*To do*
Every entry below should be printed exactly, without its images.

*Input material*
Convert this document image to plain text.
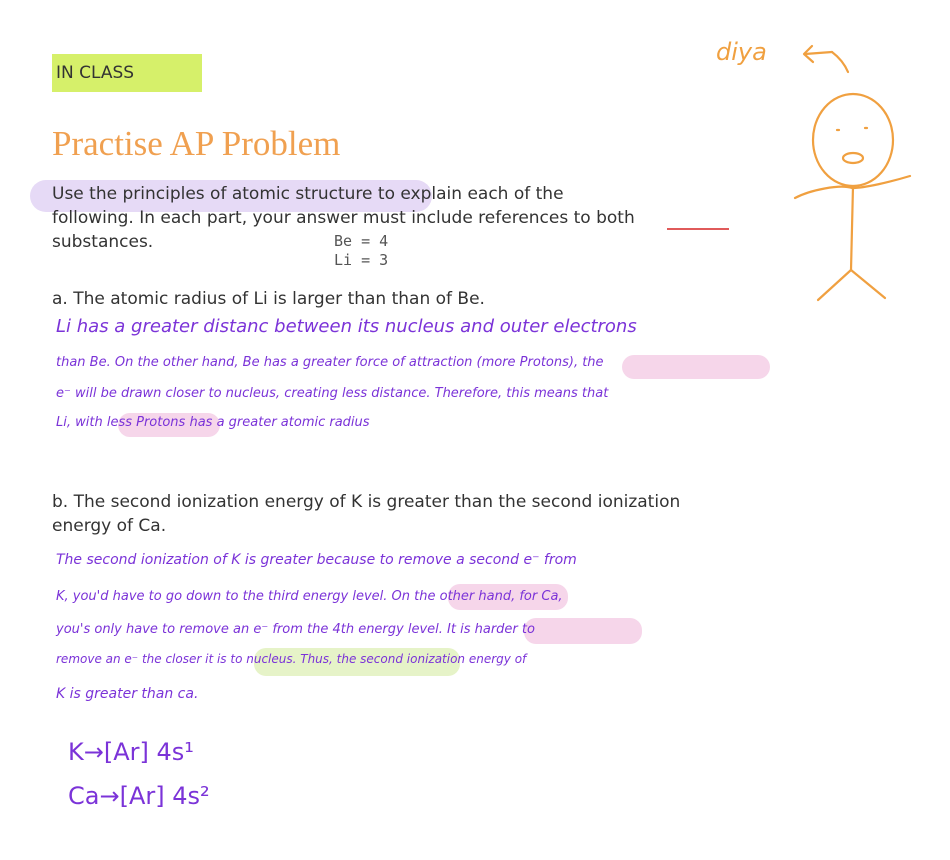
IN CLASS
Practise AP Problem
Use the principles of atomic structure to explain each of the
following. In each part, your answer must include references to both
substances.	Be = 4
Li = 3
a. The atomic radius of Li is larger than than of Be.
Li has a greater distanc between its nucleus and outer electrons
than Be. On the other hand, Be has a greater force of attraction (more Protons), the
e⁻ will be drawn closer to nucleus, creating less distance. Therefore, this means that
Li, with less Protons has a greater atomic radius
b. The second ionization energy of K is greater than the second ionization
energy of Ca.
The second ionization of K is greater because to remove a second e⁻ from
K, you'd have to go down to the third energy level. On the other hand, for Ca,
you's only have to remove an e⁻ from the 4th energy level. It is harder to
remove an e⁻ the closer it is to nucleus. Thus, the second ionization energy of
K is greater than ca.
K→[Ar] 4s¹
Ca→[Ar] 4s²
diya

*Finished answer*
Convert this document image to plain text.
IN CLASS
Practise AP Problem
Use the principles of atomic structure to explain each of the
following. In each part, your answer must include references to both
substances.	Be = 4
Li = 3
a. The atomic radius of Li is larger than than of Be.
Li has a greater distanc between its nucleus and outer electrons
than Be. On the other hand, Be has a greater force of attraction (more Protons), the
e⁻ will be drawn closer to nucleus, creating less distance. Therefore, this means that
Li, with less Protons has a greater atomic radius
b. The second ionization energy of K is greater than the second ionization
energy of Ca.
The second ionization of K is greater because to remove a second e⁻ from
K, you'd have to go down to the third energy level. On the other hand, for Ca,
you's only have to remove an e⁻ from the 4th energy level. It is harder to
remove an e⁻ the closer it is to nucleus. Thus, the second ionization energy of
K is greater than ca.
K→[Ar] 4s¹
Ca→[Ar] 4s²
diya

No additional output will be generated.